[OBJECTIVE] Your task is to transcribe all of the records exactly and leave out the pictures.

[RECORDS FOR THIS EXERCISE]

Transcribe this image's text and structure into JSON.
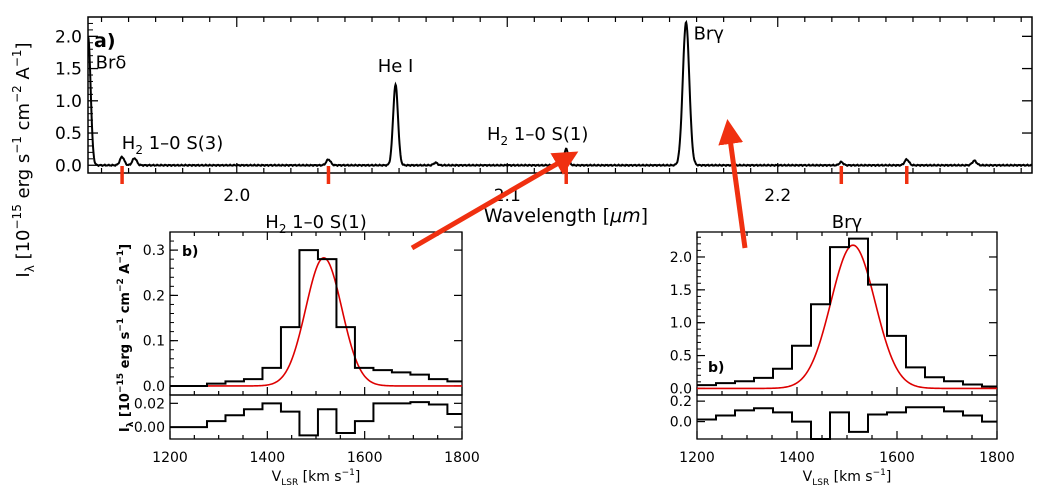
{
  "colors": {
    "data": "#000000",
    "fit": "#dd0000",
    "marker": "#f03010",
    "axes": "#000000"
  },
  "chart_data": [
    {
      "id": "a",
      "type": "line",
      "panel_label": "a)",
      "xlabel_prefix": "Wavelength [",
      "xlabel_unit": "μm",
      "xlabel_suffix": "]",
      "ylabel_prefix": "I",
      "ylabel_sub": "λ",
      "ylabel_mid": " [10",
      "ylabel_exp": "−15",
      "ylabel_rest": " erg s",
      "ylabel_exp2": "−1",
      "ylabel_rest2": " cm",
      "ylabel_exp3": "−2",
      "ylabel_rest3": " A",
      "ylabel_exp4": "−1",
      "ylabel_end": "]",
      "xlim": [
        1.945,
        2.294
      ],
      "ylim": [
        -0.12,
        2.3
      ],
      "x_ticks": [
        {
          "value": 2.0,
          "label": "2.0"
        },
        {
          "value": 2.1,
          "label": "2.1"
        },
        {
          "value": 2.2,
          "label": "2.2"
        }
      ],
      "y_ticks": [
        {
          "value": 0.0,
          "label": "0.0"
        },
        {
          "value": 0.5,
          "label": "0.5"
        },
        {
          "value": 1.0,
          "label": "1.0"
        },
        {
          "value": 1.5,
          "label": "1.5"
        },
        {
          "value": 2.0,
          "label": "2.0"
        }
      ],
      "continuum": 0.0,
      "lines": [
        {
          "center": 1.9445,
          "amp": 0.1,
          "width": 0.0009
        },
        {
          "center": 1.9451,
          "amp": 1.9,
          "width": 0.0009
        },
        {
          "center": 1.9576,
          "amp": 0.13,
          "width": 0.0008
        },
        {
          "center": 1.9622,
          "amp": 0.11,
          "width": 0.0008
        },
        {
          "center": 2.0339,
          "amp": 0.09,
          "width": 0.0008
        },
        {
          "center": 2.0587,
          "amp": 1.25,
          "width": 0.0009
        },
        {
          "center": 2.0735,
          "amp": 0.04,
          "width": 0.0007
        },
        {
          "center": 2.1218,
          "amp": 0.25,
          "width": 0.0008
        },
        {
          "center": 2.1661,
          "amp": 2.22,
          "width": 0.0012
        },
        {
          "center": 2.2235,
          "amp": 0.05,
          "width": 0.0007
        },
        {
          "center": 2.2477,
          "amp": 0.09,
          "width": 0.0008
        },
        {
          "center": 2.2727,
          "amp": 0.07,
          "width": 0.0008
        }
      ],
      "markers": [
        1.9576,
        2.0339,
        2.1218,
        2.2235,
        2.2477
      ],
      "annotations": [
        {
          "id": "br-delta",
          "text": "Brδ",
          "x": 1.9535,
          "y": 1.5
        },
        {
          "id": "he-i",
          "text": "He I",
          "x": 2.0587,
          "y": 1.45
        },
        {
          "id": "br-gamma",
          "text": "Brγ",
          "x": 2.1745,
          "y": 1.95
        }
      ],
      "annotations_h2": [
        {
          "id": "h2-s3",
          "prefix": "H",
          "sub": "2",
          "rest": " 1–0 S(3)",
          "x": 1.9575,
          "y": 0.25
        },
        {
          "id": "h2-s1",
          "prefix": "H",
          "sub": "2",
          "rest": " 1–0 S(1)",
          "x": 2.0925,
          "y": 0.39
        }
      ]
    },
    {
      "id": "b-h2",
      "type": "line",
      "title_prefix": "H",
      "title_sub": "2",
      "title_rest": " 1–0 S(1)",
      "panel_label": "b)",
      "xlabel_prefix": "V",
      "xlabel_sub": "LSR",
      "xlabel_rest": " [km s",
      "xlabel_exp": "−1",
      "xlabel_end": "]",
      "ylabel_prefix": "I",
      "ylabel_sub": "λ",
      "ylabel_mid": " [10",
      "ylabel_exp": "−15",
      "ylabel_rest": " erg s",
      "ylabel_exp2": "−1",
      "ylabel_rest2": " cm",
      "ylabel_exp3": "−2",
      "ylabel_rest3": " A",
      "ylabel_exp4": "−1",
      "ylabel_end": "]",
      "xlim": [
        1200,
        1800
      ],
      "ylim": [
        -0.02,
        0.34
      ],
      "resid_ylim": [
        -0.01,
        0.027
      ],
      "x_ticks": [
        {
          "value": 1200,
          "label": "1200"
        },
        {
          "value": 1400,
          "label": "1400"
        },
        {
          "value": 1600,
          "label": "1600"
        },
        {
          "value": 1800,
          "label": "1800"
        }
      ],
      "y_ticks": [
        {
          "value": 0.0,
          "label": "0.0"
        },
        {
          "value": 0.1,
          "label": "0.1"
        },
        {
          "value": 0.2,
          "label": "0.2"
        },
        {
          "value": 0.3,
          "label": "0.3"
        }
      ],
      "resid_ticks": [
        {
          "value": 0.0,
          "label": "0.00"
        },
        {
          "value": 0.02,
          "label": "0.02"
        }
      ],
      "bin_edges": [
        1200,
        1238,
        1276,
        1314,
        1352,
        1390,
        1428,
        1466,
        1504,
        1542,
        1580,
        1618,
        1656,
        1694,
        1732,
        1770,
        1800
      ],
      "data_values": [
        0.0,
        0.0,
        0.005,
        0.01,
        0.015,
        0.04,
        0.13,
        0.3,
        0.28,
        0.13,
        0.04,
        0.035,
        0.03,
        0.025,
        0.015,
        0.01
      ],
      "residual_values": [
        0.0,
        0.0,
        0.005,
        0.01,
        0.015,
        0.02,
        0.013,
        -0.007,
        0.015,
        -0.005,
        0.005,
        0.02,
        0.02,
        0.021,
        0.019,
        0.011
      ],
      "fit": {
        "center": 1516,
        "amp": 0.283,
        "sigma": 37
      }
    },
    {
      "id": "b-brg",
      "type": "line",
      "title_text": "Brγ",
      "panel_label": "b)",
      "xlabel_prefix": "V",
      "xlabel_sub": "LSR",
      "xlabel_rest": " [km s",
      "xlabel_exp": "−1",
      "xlabel_end": "]",
      "xlim": [
        1200,
        1800
      ],
      "ylim": [
        -0.1,
        2.38
      ],
      "resid_ylim": [
        -0.17,
        0.26
      ],
      "x_ticks": [
        {
          "value": 1200,
          "label": "1200"
        },
        {
          "value": 1400,
          "label": "1400"
        },
        {
          "value": 1600,
          "label": "1600"
        },
        {
          "value": 1800,
          "label": "1800"
        }
      ],
      "y_ticks": [
        {
          "value": 0.0,
          "label": "0.0"
        },
        {
          "value": 0.5,
          "label": "0.5"
        },
        {
          "value": 1.0,
          "label": "1.0"
        },
        {
          "value": 1.5,
          "label": "1.5"
        },
        {
          "value": 2.0,
          "label": "2.0"
        }
      ],
      "resid_ticks": [
        {
          "value": 0.0,
          "label": "0.0"
        },
        {
          "value": 0.2,
          "label": "0.2"
        }
      ],
      "bin_edges": [
        1200,
        1238,
        1276,
        1314,
        1352,
        1390,
        1428,
        1466,
        1504,
        1542,
        1580,
        1618,
        1656,
        1694,
        1732,
        1770,
        1800
      ],
      "data_values": [
        0.05,
        0.08,
        0.11,
        0.16,
        0.3,
        0.65,
        1.28,
        2.15,
        2.28,
        1.58,
        0.8,
        0.32,
        0.17,
        0.11,
        0.06,
        0.03
      ],
      "residual_values": [
        0.02,
        0.06,
        0.11,
        0.13,
        0.09,
        0.0,
        -0.17,
        0.09,
        -0.1,
        0.07,
        0.09,
        0.14,
        0.14,
        0.1,
        0.06,
        0.0
      ],
      "fit": {
        "center": 1512,
        "amp": 2.18,
        "sigma": 44
      }
    }
  ],
  "arrows": [
    {
      "id": "arrow-to-h2-s1",
      "from_panel": "b-h2",
      "to_feature": "h2-s1"
    },
    {
      "id": "arrow-to-br-gamma",
      "from_panel": "b-brg",
      "to_feature": "br-gamma"
    }
  ]
}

[RESULT OF THE TASK]
Transcribe this image's text and structure into JSON.
{
  "colors": {
    "data": "#000000",
    "fit": "#dd0000",
    "marker": "#f03010",
    "axes": "#000000"
  },
  "chart_data": [
    {
      "id": "a",
      "type": "line",
      "panel_label": "a)",
      "xlabel_prefix": "Wavelength [",
      "xlabel_unit": "μm",
      "xlabel_suffix": "]",
      "ylabel_prefix": "I",
      "ylabel_sub": "λ",
      "ylabel_mid": " [10",
      "ylabel_exp": "−15",
      "ylabel_rest": " erg s",
      "ylabel_exp2": "−1",
      "ylabel_rest2": " cm",
      "ylabel_exp3": "−2",
      "ylabel_rest3": " A",
      "ylabel_exp4": "−1",
      "ylabel_end": "]",
      "xlim": [
        1.945,
        2.294
      ],
      "ylim": [
        -0.12,
        2.3
      ],
      "x_ticks": [
        {
          "value": 2.0,
          "label": "2.0"
        },
        {
          "value": 2.1,
          "label": "2.1"
        },
        {
          "value": 2.2,
          "label": "2.2"
        }
      ],
      "y_ticks": [
        {
          "value": 0.0,
          "label": "0.0"
        },
        {
          "value": 0.5,
          "label": "0.5"
        },
        {
          "value": 1.0,
          "label": "1.0"
        },
        {
          "value": 1.5,
          "label": "1.5"
        },
        {
          "value": 2.0,
          "label": "2.0"
        }
      ],
      "continuum": 0.0,
      "lines": [
        {
          "center": 1.9445,
          "amp": 0.1,
          "width": 0.0009
        },
        {
          "center": 1.9451,
          "amp": 1.9,
          "width": 0.0009
        },
        {
          "center": 1.9576,
          "amp": 0.13,
          "width": 0.0008
        },
        {
          "center": 1.9622,
          "amp": 0.11,
          "width": 0.0008
        },
        {
          "center": 2.0339,
          "amp": 0.09,
          "width": 0.0008
        },
        {
          "center": 2.0587,
          "amp": 1.25,
          "width": 0.0009
        },
        {
          "center": 2.0735,
          "amp": 0.04,
          "width": 0.0007
        },
        {
          "center": 2.1218,
          "amp": 0.25,
          "width": 0.0008
        },
        {
          "center": 2.1661,
          "amp": 2.22,
          "width": 0.0012
        },
        {
          "center": 2.2235,
          "amp": 0.05,
          "width": 0.0007
        },
        {
          "center": 2.2477,
          "amp": 0.09,
          "width": 0.0008
        },
        {
          "center": 2.2727,
          "amp": 0.07,
          "width": 0.0008
        }
      ],
      "markers": [
        1.9576,
        2.0339,
        2.1218,
        2.2235,
        2.2477
      ],
      "annotations": [
        {
          "id": "br-delta",
          "text": "Brδ",
          "x": 1.9535,
          "y": 1.5
        },
        {
          "id": "he-i",
          "text": "He I",
          "x": 2.0587,
          "y": 1.45
        },
        {
          "id": "br-gamma",
          "text": "Brγ",
          "x": 2.1745,
          "y": 1.95
        }
      ],
      "annotations_h2": [
        {
          "id": "h2-s3",
          "prefix": "H",
          "sub": "2",
          "rest": " 1–0 S(3)",
          "x": 1.9575,
          "y": 0.25
        },
        {
          "id": "h2-s1",
          "prefix": "H",
          "sub": "2",
          "rest": " 1–0 S(1)",
          "x": 2.0925,
          "y": 0.39
        }
      ]
    },
    {
      "id": "b-h2",
      "type": "line",
      "title_prefix": "H",
      "title_sub": "2",
      "title_rest": " 1–0 S(1)",
      "panel_label": "b)",
      "xlabel_prefix": "V",
      "xlabel_sub": "LSR",
      "xlabel_rest": " [km s",
      "xlabel_exp": "−1",
      "xlabel_end": "]",
      "ylabel_prefix": "I",
      "ylabel_sub": "λ",
      "ylabel_mid": " [10",
      "ylabel_exp": "−15",
      "ylabel_rest": " erg s",
      "ylabel_exp2": "−1",
      "ylabel_rest2": " cm",
      "ylabel_exp3": "−2",
      "ylabel_rest3": " A",
      "ylabel_exp4": "−1",
      "ylabel_end": "]",
      "xlim": [
        1200,
        1800
      ],
      "ylim": [
        -0.02,
        0.34
      ],
      "resid_ylim": [
        -0.01,
        0.027
      ],
      "x_ticks": [
        {
          "value": 1200,
          "label": "1200"
        },
        {
          "value": 1400,
          "label": "1400"
        },
        {
          "value": 1600,
          "label": "1600"
        },
        {
          "value": 1800,
          "label": "1800"
        }
      ],
      "y_ticks": [
        {
          "value": 0.0,
          "label": "0.0"
        },
        {
          "value": 0.1,
          "label": "0.1"
        },
        {
          "value": 0.2,
          "label": "0.2"
        },
        {
          "value": 0.3,
          "label": "0.3"
        }
      ],
      "resid_ticks": [
        {
          "value": 0.0,
          "label": "0.00"
        },
        {
          "value": 0.02,
          "label": "0.02"
        }
      ],
      "bin_edges": [
        1200,
        1238,
        1276,
        1314,
        1352,
        1390,
        1428,
        1466,
        1504,
        1542,
        1580,
        1618,
        1656,
        1694,
        1732,
        1770,
        1800
      ],
      "data_values": [
        0.0,
        0.0,
        0.005,
        0.01,
        0.015,
        0.04,
        0.13,
        0.3,
        0.28,
        0.13,
        0.04,
        0.035,
        0.03,
        0.025,
        0.015,
        0.01
      ],
      "residual_values": [
        0.0,
        0.0,
        0.005,
        0.01,
        0.015,
        0.02,
        0.013,
        -0.007,
        0.015,
        -0.005,
        0.005,
        0.02,
        0.02,
        0.021,
        0.019,
        0.011
      ],
      "fit": {
        "center": 1516,
        "amp": 0.283,
        "sigma": 37
      }
    },
    {
      "id": "b-brg",
      "type": "line",
      "title_text": "Brγ",
      "panel_label": "b)",
      "xlabel_prefix": "V",
      "xlabel_sub": "LSR",
      "xlabel_rest": " [km s",
      "xlabel_exp": "−1",
      "xlabel_end": "]",
      "xlim": [
        1200,
        1800
      ],
      "ylim": [
        -0.1,
        2.38
      ],
      "resid_ylim": [
        -0.17,
        0.26
      ],
      "x_ticks": [
        {
          "value": 1200,
          "label": "1200"
        },
        {
          "value": 1400,
          "label": "1400"
        },
        {
          "value": 1600,
          "label": "1600"
        },
        {
          "value": 1800,
          "label": "1800"
        }
      ],
      "y_ticks": [
        {
          "value": 0.0,
          "label": "0.0"
        },
        {
          "value": 0.5,
          "label": "0.5"
        },
        {
          "value": 1.0,
          "label": "1.0"
        },
        {
          "value": 1.5,
          "label": "1.5"
        },
        {
          "value": 2.0,
          "label": "2.0"
        }
      ],
      "resid_ticks": [
        {
          "value": 0.0,
          "label": "0.0"
        },
        {
          "value": 0.2,
          "label": "0.2"
        }
      ],
      "bin_edges": [
        1200,
        1238,
        1276,
        1314,
        1352,
        1390,
        1428,
        1466,
        1504,
        1542,
        1580,
        1618,
        1656,
        1694,
        1732,
        1770,
        1800
      ],
      "data_values": [
        0.05,
        0.08,
        0.11,
        0.16,
        0.3,
        0.65,
        1.28,
        2.15,
        2.28,
        1.58,
        0.8,
        0.32,
        0.17,
        0.11,
        0.06,
        0.03
      ],
      "residual_values": [
        0.02,
        0.06,
        0.11,
        0.13,
        0.09,
        0.0,
        -0.17,
        0.09,
        -0.1,
        0.07,
        0.09,
        0.14,
        0.14,
        0.1,
        0.06,
        0.0
      ],
      "fit": {
        "center": 1512,
        "amp": 2.18,
        "sigma": 44
      }
    }
  ],
  "arrows": [
    {
      "id": "arrow-to-h2-s1",
      "from_panel": "b-h2",
      "to_feature": "h2-s1"
    },
    {
      "id": "arrow-to-br-gamma",
      "from_panel": "b-brg",
      "to_feature": "br-gamma"
    }
  ]
}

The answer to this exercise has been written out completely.